begin

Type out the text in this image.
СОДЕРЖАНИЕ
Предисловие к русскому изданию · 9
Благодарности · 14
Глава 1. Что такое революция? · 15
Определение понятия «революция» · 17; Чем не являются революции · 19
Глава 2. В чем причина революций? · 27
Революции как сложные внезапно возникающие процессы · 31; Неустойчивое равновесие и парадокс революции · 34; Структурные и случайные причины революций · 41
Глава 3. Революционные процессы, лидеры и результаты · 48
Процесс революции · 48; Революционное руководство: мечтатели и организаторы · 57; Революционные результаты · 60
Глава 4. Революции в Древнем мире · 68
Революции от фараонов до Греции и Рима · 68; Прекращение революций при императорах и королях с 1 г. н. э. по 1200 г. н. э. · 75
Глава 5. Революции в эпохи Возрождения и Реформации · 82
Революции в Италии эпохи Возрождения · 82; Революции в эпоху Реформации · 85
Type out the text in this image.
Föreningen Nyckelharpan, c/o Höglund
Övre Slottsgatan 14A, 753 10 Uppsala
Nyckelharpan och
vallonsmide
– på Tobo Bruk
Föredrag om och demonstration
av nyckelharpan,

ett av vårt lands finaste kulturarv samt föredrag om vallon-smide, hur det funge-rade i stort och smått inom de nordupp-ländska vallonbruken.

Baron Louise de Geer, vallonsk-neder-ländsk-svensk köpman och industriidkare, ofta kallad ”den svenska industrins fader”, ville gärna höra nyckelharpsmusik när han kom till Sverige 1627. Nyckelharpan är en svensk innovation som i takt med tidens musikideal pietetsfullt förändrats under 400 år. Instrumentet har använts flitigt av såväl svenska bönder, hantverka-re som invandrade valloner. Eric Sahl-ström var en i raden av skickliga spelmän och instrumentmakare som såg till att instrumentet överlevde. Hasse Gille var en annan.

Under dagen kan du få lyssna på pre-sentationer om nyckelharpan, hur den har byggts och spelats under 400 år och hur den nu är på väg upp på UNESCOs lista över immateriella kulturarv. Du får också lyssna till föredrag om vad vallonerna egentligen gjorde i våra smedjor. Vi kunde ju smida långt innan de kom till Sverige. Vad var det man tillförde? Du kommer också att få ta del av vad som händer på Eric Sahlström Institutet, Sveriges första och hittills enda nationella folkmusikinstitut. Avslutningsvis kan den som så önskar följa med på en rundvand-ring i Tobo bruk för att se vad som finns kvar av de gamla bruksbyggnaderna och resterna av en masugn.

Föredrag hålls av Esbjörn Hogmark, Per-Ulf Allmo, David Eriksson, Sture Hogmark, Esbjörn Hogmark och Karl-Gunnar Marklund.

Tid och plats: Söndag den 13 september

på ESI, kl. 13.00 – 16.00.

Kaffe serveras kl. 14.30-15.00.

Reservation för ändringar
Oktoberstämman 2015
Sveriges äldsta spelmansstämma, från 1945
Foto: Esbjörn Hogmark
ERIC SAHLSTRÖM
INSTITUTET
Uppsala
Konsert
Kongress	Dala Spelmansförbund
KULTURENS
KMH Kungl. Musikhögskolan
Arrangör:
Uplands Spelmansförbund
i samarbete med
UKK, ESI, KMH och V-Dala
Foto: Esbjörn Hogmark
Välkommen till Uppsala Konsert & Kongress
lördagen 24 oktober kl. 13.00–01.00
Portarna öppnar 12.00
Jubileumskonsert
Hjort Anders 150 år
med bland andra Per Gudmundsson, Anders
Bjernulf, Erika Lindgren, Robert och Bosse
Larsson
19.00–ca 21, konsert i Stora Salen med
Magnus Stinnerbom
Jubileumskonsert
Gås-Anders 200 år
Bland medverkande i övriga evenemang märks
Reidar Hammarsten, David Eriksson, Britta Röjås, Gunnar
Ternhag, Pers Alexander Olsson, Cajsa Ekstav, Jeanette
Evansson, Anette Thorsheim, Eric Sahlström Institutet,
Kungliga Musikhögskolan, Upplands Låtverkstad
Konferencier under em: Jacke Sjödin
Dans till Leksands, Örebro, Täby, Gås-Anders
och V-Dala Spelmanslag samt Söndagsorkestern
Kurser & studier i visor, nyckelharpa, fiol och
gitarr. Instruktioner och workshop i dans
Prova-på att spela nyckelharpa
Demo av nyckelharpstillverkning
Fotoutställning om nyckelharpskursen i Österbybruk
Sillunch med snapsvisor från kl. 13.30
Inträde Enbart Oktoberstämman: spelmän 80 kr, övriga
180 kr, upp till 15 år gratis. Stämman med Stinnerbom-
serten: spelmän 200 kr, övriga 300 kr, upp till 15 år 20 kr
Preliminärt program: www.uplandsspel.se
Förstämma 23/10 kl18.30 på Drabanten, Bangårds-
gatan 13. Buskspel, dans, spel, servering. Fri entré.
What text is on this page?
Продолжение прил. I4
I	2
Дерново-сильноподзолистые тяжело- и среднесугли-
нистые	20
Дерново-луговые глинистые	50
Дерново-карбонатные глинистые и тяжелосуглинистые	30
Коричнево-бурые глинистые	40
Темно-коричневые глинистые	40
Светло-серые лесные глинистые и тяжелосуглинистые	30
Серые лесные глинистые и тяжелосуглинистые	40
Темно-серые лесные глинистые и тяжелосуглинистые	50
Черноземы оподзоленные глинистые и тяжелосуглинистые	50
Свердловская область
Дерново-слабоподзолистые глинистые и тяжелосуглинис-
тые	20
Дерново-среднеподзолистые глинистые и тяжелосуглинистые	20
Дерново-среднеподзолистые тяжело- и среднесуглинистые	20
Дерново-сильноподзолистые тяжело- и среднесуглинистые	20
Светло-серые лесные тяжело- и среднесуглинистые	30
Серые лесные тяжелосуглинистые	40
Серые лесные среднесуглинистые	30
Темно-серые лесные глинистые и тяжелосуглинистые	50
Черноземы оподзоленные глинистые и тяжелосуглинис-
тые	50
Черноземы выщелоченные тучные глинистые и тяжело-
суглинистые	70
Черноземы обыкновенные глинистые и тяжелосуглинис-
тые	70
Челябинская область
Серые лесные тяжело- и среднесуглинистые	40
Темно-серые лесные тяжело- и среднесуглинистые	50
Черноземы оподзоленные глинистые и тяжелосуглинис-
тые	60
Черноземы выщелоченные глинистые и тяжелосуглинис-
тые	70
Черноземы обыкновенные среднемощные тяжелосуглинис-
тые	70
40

end

# REQUIREMENTS
Go through the records above and set each one down exactly, please.

# ANSWER TO THE EXERCISE
Type out the text in this image.
СОДЕРЖАНИЕ
Предисловие к русскому изданию · 9
Благодарности · 14
Глава 1. Что такое революция? · 15
Определение понятия «революция» · 17; Чем не являются революции · 19
Глава 2. В чем причина революций? · 27
Революции как сложные внезапно возникающие процессы · 31; Неустойчивое равновесие и парадокс революции · 34; Структурные и случайные причины революций · 41
Глава 3. Революционные процессы, лидеры и результаты · 48
Процесс революции · 48; Революционное руководство: мечтатели и организаторы · 57; Революционные результаты · 60
Глава 4. Революции в Древнем мире · 68
Революции от фараонов до Греции и Рима · 68; Прекращение революций при императорах и королях с 1 г. н. э. по 1200 г. н. э. · 75
Глава 5. Революции в эпохи Возрождения и Реформации · 82
Революции в Италии эпохи Возрождения · 82; Революции в эпоху Реформации · 85
Type out the text in this image.
Föreningen Nyckelharpan, c/o Höglund
Övre Slottsgatan 14A, 753 10 Uppsala
Nyckelharpan och
vallonsmide
– på Tobo Bruk
Föredrag om och demonstration
av nyckelharpan,

ett av vårt lands finaste kulturarv samt föredrag om vallon-smide, hur det funge-rade i stort och smått inom de nordupp-ländska vallonbruken.

Baron Louise de Geer, vallonsk-neder-ländsk-svensk köpman och industriidkare, ofta kallad ”den svenska industrins fader”, ville gärna höra nyckelharpsmusik när han kom till Sverige 1627. Nyckelharpan är en svensk innovation som i takt med tidens musikideal pietetsfullt förändrats under 400 år. Instrumentet har använts flitigt av såväl svenska bönder, hantverka-re som invandrade valloner. Eric Sahl-ström var en i raden av skickliga spelmän och instrumentmakare som såg till att instrumentet överlevde. Hasse Gille var en annan.

Under dagen kan du få lyssna på pre-sentationer om nyckelharpan, hur den har byggts och spelats under 400 år och hur den nu är på väg upp på UNESCOs lista över immateriella kulturarv. Du får också lyssna till föredrag om vad vallonerna egentligen gjorde i våra smedjor. Vi kunde ju smida långt innan de kom till Sverige. Vad var det man tillförde? Du kommer också att få ta del av vad som händer på Eric Sahlström Institutet, Sveriges första och hittills enda nationella folkmusikinstitut. Avslutningsvis kan den som så önskar följa med på en rundvand-ring i Tobo bruk för att se vad som finns kvar av de gamla bruksbyggnaderna och resterna av en masugn.

Föredrag hålls av Esbjörn Hogmark, Per-Ulf Allmo, David Eriksson, Sture Hogmark, Esbjörn Hogmark och Karl-Gunnar Marklund.

Tid och plats: Söndag den 13 september

på ESI, kl. 13.00 – 16.00.

Kaffe serveras kl. 14.30-15.00.

Reservation för ändringar
Oktoberstämman 2015
Sveriges äldsta spelmansstämma, från 1945
Foto: Esbjörn Hogmark
ERIC SAHLSTRÖM
INSTITUTET
Uppsala
Konsert
Kongress	Dala Spelmansförbund
KULTURENS
KMH Kungl. Musikhögskolan
Arrangör:
Uplands Spelmansförbund
i samarbete med
UKK, ESI, KMH och V-Dala
Foto: Esbjörn Hogmark
Välkommen till Uppsala Konsert & Kongress
lördagen 24 oktober kl. 13.00–01.00
Portarna öppnar 12.00
Jubileumskonsert
Hjort Anders 150 år
med bland andra Per Gudmundsson, Anders
Bjernulf, Erika Lindgren, Robert och Bosse
Larsson
19.00–ca 21, konsert i Stora Salen med
Magnus Stinnerbom
Jubileumskonsert
Gås-Anders 200 år
Bland medverkande i övriga evenemang märks
Reidar Hammarsten, David Eriksson, Britta Röjås, Gunnar
Ternhag, Pers Alexander Olsson, Cajsa Ekstav, Jeanette
Evansson, Anette Thorsheim, Eric Sahlström Institutet,
Kungliga Musikhögskolan, Upplands Låtverkstad
Konferencier under em: Jacke Sjödin
Dans till Leksands, Örebro, Täby, Gås-Anders
och V-Dala Spelmanslag samt Söndagsorkestern
Kurser & studier i visor, nyckelharpa, fiol och
gitarr. Instruktioner och workshop i dans
Prova-på att spela nyckelharpa
Demo av nyckelharpstillverkning
Fotoutställning om nyckelharpskursen i Österbybruk
Sillunch med snapsvisor från kl. 13.30
Inträde Enbart Oktoberstämman: spelmän 80 kr, övriga
180 kr, upp till 15 år gratis. Stämman med Stinnerbom-
serten: spelmän 200 kr, övriga 300 kr, upp till 15 år 20 kr
Preliminärt program: www.uplandsspel.se
Förstämma 23/10 kl18.30 på Drabanten, Bangårds-
gatan 13. Buskspel, dans, spel, servering. Fri entré.
What text is on this page?
Продолжение прил. I4
I	2
Дерново-сильноподзолистые тяжело- и среднесугли-
нистые	20
Дерново-луговые глинистые	50
Дерново-карбонатные глинистые и тяжелосуглинистые	30
Коричнево-бурые глинистые	40
Темно-коричневые глинистые	40
Светло-серые лесные глинистые и тяжелосуглинистые	30
Серые лесные глинистые и тяжелосуглинистые	40
Темно-серые лесные глинистые и тяжелосуглинистые	50
Черноземы оподзоленные глинистые и тяжелосуглинистые	50
Свердловская область
Дерново-слабоподзолистые глинистые и тяжелосуглинис-
тые	20
Дерново-среднеподзолистые глинистые и тяжелосуглинистые	20
Дерново-среднеподзолистые тяжело- и среднесуглинистые	20
Дерново-сильноподзолистые тяжело- и среднесуглинистые	20
Светло-серые лесные тяжело- и среднесуглинистые	30
Серые лесные тяжелосуглинистые	40
Серые лесные среднесуглинистые	30
Темно-серые лесные глинистые и тяжелосуглинистые	50
Черноземы оподзоленные глинистые и тяжелосуглинис-
тые	50
Черноземы выщелоченные тучные глинистые и тяжело-
суглинистые	70
Черноземы обыкновенные глинистые и тяжелосуглинис-
тые	70
Челябинская область
Серые лесные тяжело- и среднесуглинистые	40
Темно-серые лесные тяжело- и среднесуглинистые	50
Черноземы оподзоленные глинистые и тяжелосуглинис-
тые	60
Черноземы выщелоченные глинистые и тяжелосуглинис-
тые	70
Черноземы обыкновенные среднемощные тяжелосуглинис-
тые	70
40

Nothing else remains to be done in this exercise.